[Stored data]
--------

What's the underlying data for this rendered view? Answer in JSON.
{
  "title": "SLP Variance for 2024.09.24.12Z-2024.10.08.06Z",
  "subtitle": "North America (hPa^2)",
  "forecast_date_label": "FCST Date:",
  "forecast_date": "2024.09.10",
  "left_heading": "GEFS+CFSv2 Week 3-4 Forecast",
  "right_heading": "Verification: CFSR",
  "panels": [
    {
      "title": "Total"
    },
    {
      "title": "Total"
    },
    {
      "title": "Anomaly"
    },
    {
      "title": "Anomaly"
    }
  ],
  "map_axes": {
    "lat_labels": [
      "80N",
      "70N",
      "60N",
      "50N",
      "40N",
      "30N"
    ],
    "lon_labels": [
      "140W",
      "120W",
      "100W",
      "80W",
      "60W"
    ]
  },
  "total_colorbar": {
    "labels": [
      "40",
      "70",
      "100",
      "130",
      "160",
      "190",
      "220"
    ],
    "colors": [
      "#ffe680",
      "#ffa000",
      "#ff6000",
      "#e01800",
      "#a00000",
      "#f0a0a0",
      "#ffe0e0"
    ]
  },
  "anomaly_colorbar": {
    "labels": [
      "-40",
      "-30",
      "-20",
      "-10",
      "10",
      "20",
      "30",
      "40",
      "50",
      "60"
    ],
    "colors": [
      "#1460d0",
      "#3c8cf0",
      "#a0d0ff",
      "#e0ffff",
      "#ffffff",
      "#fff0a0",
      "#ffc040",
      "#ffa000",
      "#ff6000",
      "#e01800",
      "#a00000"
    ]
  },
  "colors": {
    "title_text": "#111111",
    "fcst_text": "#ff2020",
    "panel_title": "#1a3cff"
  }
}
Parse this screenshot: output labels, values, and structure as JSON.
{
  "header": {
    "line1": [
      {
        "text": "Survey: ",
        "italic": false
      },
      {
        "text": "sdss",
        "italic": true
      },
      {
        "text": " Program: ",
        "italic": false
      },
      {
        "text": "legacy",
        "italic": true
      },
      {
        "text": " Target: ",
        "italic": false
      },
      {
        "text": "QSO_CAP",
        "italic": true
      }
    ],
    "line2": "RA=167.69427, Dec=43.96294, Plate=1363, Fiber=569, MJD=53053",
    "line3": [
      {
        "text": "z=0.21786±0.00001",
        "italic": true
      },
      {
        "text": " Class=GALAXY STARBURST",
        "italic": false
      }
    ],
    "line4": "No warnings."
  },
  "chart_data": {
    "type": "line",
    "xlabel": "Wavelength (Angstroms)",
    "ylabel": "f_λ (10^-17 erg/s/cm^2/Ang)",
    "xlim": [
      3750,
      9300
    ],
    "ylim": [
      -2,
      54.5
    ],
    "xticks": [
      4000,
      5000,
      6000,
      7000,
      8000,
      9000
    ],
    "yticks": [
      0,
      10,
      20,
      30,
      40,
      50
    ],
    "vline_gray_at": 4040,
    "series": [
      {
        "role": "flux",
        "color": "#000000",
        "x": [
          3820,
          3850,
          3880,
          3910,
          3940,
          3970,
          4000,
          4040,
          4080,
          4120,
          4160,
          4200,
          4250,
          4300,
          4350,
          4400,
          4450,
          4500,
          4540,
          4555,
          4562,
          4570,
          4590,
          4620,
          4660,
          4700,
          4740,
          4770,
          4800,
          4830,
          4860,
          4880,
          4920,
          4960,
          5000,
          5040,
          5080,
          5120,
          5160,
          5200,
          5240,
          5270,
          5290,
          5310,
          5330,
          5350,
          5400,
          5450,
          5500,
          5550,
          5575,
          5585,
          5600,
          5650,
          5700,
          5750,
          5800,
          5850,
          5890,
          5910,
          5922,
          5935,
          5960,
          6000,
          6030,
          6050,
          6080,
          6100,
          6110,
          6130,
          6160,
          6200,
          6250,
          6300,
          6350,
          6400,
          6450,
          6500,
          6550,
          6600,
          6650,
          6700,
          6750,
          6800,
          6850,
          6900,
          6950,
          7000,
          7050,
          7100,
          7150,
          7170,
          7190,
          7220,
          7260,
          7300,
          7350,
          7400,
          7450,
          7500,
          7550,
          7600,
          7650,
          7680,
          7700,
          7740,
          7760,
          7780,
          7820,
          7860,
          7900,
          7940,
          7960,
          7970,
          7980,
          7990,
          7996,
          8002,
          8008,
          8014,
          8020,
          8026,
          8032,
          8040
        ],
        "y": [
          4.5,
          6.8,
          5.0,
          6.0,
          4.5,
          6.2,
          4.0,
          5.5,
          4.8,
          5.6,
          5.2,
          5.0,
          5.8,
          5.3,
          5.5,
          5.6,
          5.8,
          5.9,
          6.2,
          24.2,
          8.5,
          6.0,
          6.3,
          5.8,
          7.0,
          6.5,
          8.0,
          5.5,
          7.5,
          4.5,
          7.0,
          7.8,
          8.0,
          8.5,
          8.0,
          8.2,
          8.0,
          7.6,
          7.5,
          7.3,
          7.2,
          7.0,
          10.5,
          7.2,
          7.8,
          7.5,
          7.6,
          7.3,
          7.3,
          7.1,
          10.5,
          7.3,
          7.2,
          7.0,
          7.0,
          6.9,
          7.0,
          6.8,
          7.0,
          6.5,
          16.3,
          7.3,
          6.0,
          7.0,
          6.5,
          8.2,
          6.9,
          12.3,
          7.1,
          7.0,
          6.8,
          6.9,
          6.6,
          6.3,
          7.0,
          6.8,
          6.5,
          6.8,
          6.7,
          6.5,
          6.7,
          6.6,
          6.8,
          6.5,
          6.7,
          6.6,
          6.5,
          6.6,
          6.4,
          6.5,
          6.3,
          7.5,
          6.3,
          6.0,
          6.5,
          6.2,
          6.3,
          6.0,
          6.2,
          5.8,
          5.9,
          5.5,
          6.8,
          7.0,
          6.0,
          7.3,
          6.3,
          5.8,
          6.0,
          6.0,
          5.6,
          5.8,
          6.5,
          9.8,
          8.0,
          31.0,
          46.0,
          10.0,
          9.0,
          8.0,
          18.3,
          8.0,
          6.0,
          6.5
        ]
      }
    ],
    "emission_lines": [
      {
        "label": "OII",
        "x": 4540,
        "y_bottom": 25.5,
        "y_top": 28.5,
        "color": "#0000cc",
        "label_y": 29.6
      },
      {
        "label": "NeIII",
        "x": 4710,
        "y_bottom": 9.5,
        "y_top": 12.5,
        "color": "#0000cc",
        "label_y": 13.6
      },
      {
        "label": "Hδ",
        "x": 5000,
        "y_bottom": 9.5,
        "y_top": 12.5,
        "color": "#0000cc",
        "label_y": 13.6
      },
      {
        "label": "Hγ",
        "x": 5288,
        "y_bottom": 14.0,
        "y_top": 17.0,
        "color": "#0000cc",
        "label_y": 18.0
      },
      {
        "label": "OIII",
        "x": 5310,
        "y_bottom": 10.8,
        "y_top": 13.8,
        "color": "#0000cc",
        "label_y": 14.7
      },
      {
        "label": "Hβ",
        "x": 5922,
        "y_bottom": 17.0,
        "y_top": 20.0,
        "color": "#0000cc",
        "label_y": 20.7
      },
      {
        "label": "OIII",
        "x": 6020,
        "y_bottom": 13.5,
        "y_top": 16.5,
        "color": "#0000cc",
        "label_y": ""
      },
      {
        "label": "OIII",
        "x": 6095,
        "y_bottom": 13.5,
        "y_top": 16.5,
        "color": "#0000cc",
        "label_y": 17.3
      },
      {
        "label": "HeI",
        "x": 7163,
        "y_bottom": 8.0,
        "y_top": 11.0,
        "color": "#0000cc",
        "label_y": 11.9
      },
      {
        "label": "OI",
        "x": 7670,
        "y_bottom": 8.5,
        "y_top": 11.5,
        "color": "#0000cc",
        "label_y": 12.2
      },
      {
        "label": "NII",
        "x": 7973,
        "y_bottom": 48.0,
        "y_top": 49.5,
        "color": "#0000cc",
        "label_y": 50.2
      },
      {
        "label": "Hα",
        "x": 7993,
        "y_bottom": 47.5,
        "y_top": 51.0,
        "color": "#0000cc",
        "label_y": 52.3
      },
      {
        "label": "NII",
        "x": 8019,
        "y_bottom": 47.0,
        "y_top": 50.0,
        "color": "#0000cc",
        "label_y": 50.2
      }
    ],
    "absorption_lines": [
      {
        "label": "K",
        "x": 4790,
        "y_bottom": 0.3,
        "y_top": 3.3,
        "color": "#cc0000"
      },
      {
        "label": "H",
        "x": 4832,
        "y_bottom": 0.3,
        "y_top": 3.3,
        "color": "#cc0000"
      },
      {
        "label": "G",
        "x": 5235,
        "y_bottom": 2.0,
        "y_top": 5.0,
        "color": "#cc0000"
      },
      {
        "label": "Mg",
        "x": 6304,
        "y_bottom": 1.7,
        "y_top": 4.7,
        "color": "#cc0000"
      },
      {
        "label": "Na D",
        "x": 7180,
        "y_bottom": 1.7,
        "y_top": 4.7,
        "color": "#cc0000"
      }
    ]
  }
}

--------

◆ **TASK BRIEF**:
Reply with one number only: the count of lines in the entries that contain "this".

◆ **PROBLEM SOLUTION**:
2